** begin SUPPLIED MATERIAL **

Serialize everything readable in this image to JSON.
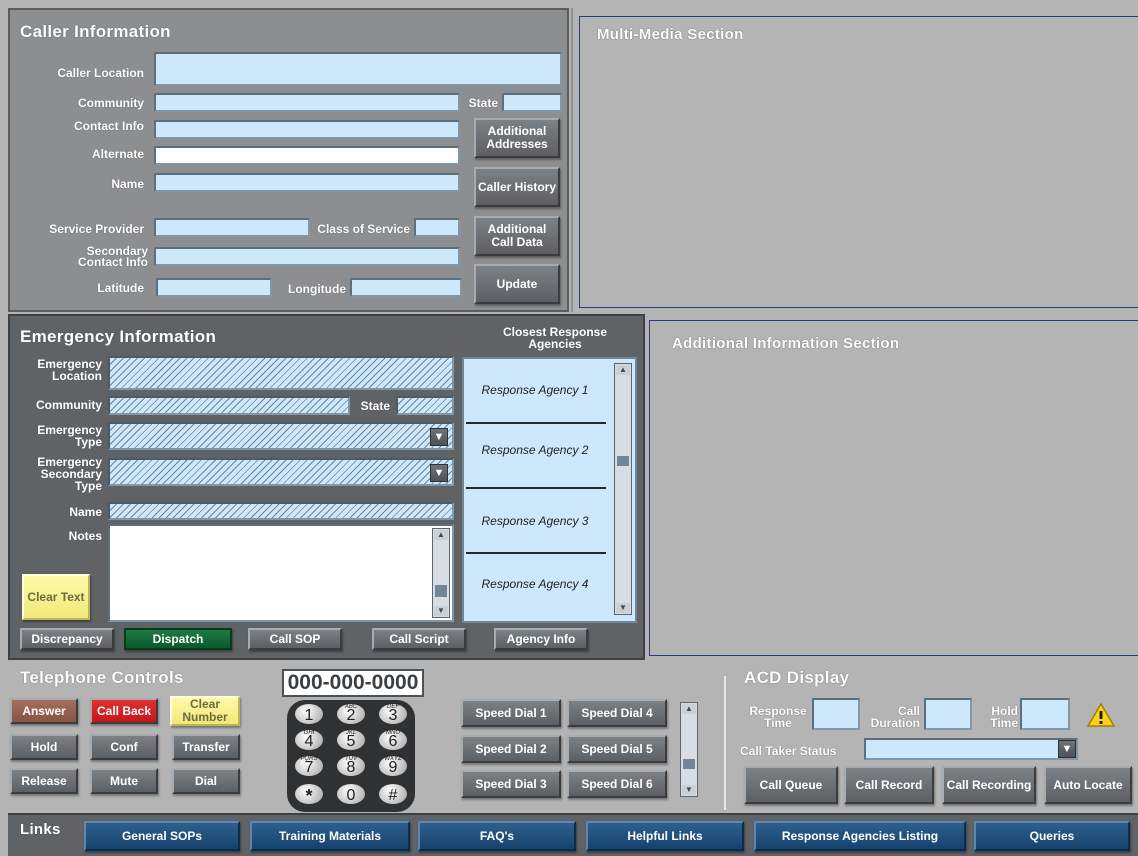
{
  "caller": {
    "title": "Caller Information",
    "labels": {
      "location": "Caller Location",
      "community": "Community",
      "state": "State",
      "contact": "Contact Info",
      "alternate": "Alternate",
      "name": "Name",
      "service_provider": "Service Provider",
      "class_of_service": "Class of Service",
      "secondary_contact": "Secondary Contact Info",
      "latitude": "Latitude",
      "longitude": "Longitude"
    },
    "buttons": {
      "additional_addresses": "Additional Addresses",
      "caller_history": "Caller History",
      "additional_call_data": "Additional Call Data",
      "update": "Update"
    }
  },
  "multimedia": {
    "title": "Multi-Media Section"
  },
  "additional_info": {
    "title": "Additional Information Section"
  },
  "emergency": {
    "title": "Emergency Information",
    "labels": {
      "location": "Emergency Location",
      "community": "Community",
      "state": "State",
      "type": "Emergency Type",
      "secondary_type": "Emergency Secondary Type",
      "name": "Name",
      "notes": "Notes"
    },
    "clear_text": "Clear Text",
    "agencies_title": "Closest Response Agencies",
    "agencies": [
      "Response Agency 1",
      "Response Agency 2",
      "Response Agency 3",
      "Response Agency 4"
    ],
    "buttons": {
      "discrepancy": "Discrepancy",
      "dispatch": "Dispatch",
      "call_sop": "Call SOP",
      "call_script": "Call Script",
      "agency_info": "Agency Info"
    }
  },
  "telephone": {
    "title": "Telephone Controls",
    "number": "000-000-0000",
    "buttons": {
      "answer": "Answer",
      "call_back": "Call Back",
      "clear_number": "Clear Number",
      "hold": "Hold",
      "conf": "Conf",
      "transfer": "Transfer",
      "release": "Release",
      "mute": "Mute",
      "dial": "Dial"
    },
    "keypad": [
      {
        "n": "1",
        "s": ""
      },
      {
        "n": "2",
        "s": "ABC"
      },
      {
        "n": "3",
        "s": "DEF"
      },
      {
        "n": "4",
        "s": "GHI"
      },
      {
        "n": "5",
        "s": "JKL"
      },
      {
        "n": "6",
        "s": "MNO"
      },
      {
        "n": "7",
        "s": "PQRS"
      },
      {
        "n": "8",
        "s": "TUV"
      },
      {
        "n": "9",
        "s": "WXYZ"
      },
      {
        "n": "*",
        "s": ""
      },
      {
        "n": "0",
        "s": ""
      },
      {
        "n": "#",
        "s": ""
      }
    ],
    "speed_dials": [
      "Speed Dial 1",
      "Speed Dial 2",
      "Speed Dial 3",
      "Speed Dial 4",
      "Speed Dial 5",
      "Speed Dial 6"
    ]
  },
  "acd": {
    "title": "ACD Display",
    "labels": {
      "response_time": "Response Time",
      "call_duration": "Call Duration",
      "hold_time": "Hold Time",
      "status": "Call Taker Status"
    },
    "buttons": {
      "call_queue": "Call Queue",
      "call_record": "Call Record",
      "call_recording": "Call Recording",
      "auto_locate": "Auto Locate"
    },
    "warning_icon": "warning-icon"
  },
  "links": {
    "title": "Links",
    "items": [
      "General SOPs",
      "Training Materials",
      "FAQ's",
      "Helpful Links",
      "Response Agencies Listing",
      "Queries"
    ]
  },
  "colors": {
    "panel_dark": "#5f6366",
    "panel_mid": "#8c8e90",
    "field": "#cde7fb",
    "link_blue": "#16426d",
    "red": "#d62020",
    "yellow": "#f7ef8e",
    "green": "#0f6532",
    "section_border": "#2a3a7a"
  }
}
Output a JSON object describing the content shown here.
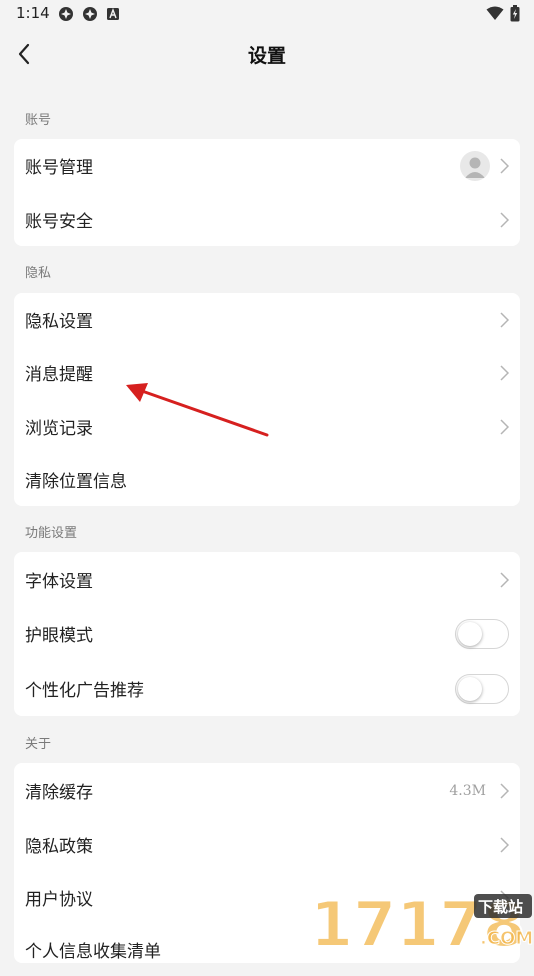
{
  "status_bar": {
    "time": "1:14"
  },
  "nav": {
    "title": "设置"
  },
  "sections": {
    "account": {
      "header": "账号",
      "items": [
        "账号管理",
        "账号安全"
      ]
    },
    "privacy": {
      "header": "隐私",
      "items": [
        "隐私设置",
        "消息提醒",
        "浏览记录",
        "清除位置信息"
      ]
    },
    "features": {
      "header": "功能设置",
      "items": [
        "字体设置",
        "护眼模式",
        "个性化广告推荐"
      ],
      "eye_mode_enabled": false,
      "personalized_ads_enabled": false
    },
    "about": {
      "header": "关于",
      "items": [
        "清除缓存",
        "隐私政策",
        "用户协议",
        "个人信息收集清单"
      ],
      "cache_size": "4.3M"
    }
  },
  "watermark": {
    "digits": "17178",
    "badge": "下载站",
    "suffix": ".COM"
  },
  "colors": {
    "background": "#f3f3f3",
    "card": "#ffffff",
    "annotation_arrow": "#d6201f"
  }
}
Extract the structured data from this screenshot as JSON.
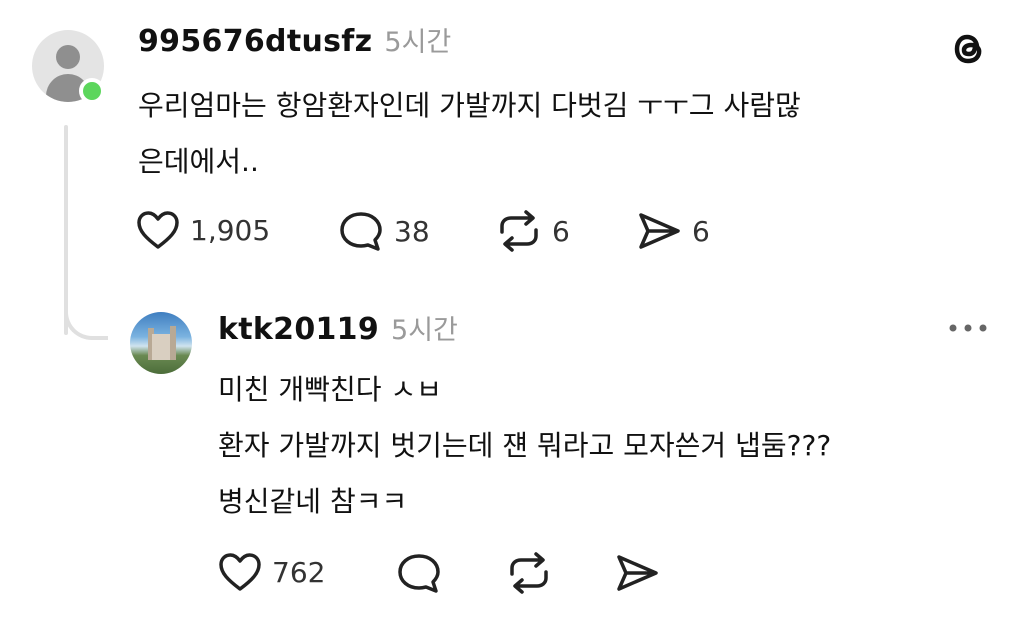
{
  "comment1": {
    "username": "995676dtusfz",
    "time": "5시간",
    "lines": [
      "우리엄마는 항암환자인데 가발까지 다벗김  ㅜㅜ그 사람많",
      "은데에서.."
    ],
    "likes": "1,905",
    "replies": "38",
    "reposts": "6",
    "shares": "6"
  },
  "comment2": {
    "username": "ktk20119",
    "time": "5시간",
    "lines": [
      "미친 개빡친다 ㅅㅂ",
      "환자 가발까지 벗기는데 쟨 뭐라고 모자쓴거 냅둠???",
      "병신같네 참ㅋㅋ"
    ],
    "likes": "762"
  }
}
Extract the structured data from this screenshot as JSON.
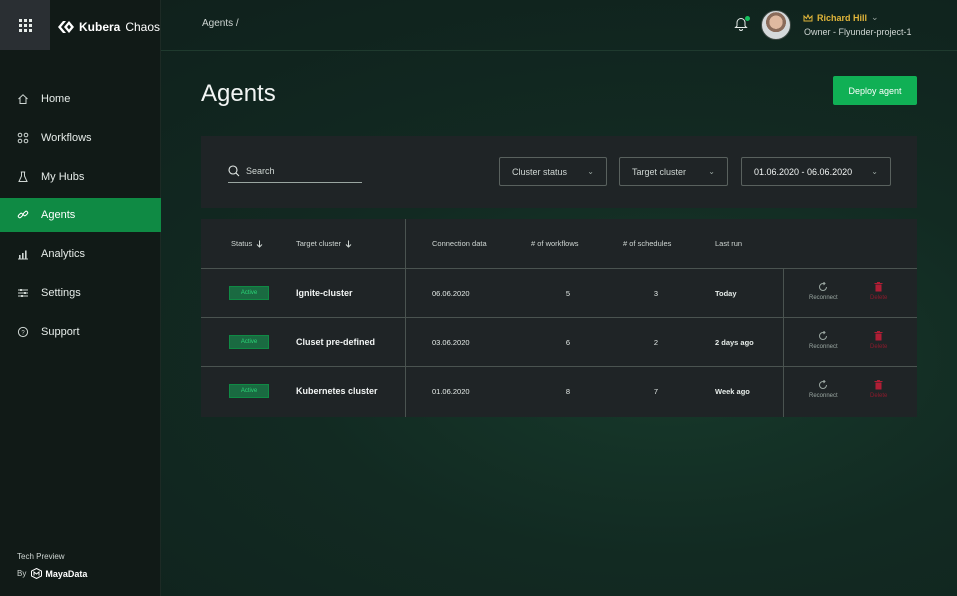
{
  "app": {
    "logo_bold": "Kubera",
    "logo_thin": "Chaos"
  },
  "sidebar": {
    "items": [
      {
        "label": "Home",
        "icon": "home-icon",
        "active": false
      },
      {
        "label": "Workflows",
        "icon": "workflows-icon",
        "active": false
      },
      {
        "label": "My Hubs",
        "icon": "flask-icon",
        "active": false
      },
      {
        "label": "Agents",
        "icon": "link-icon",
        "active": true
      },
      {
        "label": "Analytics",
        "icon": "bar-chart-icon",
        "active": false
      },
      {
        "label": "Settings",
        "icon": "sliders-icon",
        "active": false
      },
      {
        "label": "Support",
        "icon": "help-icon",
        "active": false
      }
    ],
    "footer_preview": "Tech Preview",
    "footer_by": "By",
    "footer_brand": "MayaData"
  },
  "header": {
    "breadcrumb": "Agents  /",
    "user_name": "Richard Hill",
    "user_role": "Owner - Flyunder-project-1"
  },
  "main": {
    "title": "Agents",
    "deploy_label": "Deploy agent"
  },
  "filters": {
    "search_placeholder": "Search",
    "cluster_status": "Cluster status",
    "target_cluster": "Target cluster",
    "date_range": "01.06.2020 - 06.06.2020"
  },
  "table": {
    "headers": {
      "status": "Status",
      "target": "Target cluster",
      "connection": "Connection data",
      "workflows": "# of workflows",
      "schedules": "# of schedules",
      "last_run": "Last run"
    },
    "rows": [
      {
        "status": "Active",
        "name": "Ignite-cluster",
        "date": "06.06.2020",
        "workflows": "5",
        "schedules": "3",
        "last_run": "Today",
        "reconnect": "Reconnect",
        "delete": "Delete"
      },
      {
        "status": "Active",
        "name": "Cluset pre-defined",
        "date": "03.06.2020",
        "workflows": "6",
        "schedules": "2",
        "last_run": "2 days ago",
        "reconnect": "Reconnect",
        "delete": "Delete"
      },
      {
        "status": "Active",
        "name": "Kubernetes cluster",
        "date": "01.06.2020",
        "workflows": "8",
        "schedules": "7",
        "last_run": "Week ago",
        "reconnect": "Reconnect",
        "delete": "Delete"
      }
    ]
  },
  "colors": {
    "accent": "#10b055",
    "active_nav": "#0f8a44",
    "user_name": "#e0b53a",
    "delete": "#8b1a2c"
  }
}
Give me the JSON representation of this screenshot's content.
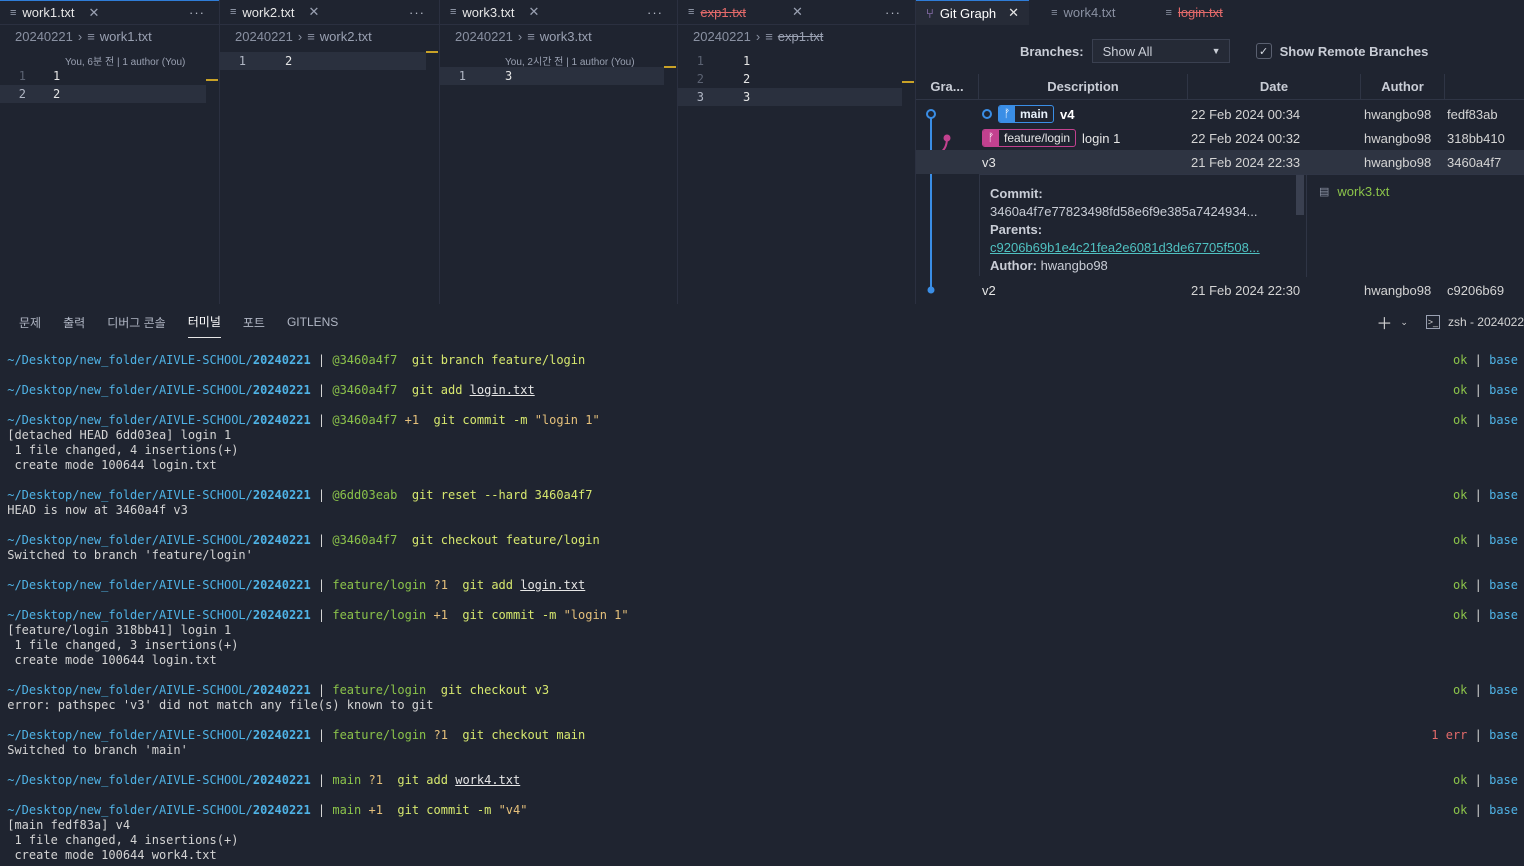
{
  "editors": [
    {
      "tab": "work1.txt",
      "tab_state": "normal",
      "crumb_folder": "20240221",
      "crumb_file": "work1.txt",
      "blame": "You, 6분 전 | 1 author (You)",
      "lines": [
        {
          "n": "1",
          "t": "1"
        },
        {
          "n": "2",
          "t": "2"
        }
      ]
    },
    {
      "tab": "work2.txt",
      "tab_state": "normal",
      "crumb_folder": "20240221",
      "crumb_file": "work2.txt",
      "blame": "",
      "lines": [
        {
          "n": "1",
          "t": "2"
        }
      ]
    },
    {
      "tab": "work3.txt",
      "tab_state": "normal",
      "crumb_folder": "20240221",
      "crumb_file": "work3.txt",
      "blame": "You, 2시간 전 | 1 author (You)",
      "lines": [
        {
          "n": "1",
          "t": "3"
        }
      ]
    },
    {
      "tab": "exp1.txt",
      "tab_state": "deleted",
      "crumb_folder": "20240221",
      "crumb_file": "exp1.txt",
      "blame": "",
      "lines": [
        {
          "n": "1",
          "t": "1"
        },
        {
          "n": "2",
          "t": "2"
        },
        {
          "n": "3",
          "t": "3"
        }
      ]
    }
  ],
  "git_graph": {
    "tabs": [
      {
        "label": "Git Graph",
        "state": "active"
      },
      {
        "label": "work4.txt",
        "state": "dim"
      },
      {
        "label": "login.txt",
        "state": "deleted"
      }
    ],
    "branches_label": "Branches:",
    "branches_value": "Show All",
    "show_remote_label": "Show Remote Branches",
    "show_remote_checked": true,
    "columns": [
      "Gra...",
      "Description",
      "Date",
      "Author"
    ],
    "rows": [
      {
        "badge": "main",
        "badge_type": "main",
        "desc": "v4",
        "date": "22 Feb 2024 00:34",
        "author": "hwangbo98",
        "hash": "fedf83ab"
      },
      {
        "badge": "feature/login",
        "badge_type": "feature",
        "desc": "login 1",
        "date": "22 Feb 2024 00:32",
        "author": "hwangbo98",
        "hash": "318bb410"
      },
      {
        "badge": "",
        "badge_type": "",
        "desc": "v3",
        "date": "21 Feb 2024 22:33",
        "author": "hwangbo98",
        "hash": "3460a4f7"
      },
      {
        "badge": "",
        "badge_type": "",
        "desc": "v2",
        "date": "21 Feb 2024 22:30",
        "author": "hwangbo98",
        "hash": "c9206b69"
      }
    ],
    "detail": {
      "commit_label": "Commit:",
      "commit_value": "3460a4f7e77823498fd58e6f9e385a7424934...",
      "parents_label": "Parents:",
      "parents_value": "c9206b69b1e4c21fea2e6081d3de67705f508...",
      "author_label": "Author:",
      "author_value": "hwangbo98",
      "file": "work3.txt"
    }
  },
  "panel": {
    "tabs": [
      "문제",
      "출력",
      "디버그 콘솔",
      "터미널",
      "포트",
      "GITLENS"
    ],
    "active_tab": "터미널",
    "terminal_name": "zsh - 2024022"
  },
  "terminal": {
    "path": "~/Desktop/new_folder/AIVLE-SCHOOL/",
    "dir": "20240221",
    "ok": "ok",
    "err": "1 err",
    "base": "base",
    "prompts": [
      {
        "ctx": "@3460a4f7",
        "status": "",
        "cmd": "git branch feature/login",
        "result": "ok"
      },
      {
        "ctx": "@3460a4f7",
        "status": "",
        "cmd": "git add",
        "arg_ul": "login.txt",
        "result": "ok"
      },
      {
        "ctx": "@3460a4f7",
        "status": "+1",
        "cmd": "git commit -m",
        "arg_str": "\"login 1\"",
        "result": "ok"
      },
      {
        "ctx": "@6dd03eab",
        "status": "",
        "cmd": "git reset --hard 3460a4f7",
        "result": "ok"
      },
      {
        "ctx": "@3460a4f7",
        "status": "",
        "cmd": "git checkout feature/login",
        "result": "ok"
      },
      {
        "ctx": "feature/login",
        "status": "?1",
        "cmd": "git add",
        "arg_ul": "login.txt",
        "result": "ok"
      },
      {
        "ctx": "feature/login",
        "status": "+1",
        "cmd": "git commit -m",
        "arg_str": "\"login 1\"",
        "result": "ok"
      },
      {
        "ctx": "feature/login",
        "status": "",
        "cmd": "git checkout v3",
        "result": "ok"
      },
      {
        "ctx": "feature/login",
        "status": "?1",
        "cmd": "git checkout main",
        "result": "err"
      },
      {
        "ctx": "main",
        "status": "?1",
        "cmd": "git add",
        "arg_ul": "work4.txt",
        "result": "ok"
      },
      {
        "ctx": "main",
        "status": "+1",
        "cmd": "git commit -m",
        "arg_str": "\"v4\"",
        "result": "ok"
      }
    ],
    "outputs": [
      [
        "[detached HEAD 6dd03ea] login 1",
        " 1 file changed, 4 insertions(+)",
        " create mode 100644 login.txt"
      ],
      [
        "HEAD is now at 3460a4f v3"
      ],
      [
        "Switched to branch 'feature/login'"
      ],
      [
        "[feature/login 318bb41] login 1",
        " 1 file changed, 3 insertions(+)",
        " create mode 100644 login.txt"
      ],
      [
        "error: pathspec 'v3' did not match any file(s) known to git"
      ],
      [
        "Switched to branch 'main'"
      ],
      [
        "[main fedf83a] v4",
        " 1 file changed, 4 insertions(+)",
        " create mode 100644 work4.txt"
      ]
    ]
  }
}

** end SUPPLIED MATERIAL **

_TASK OBJECTIVE_
From the listing above, pick out every line containing "Clear".

_CORRECT RESPONSE_
    "clear_text": "Clear Text",
      "clear_number": "Clear Number",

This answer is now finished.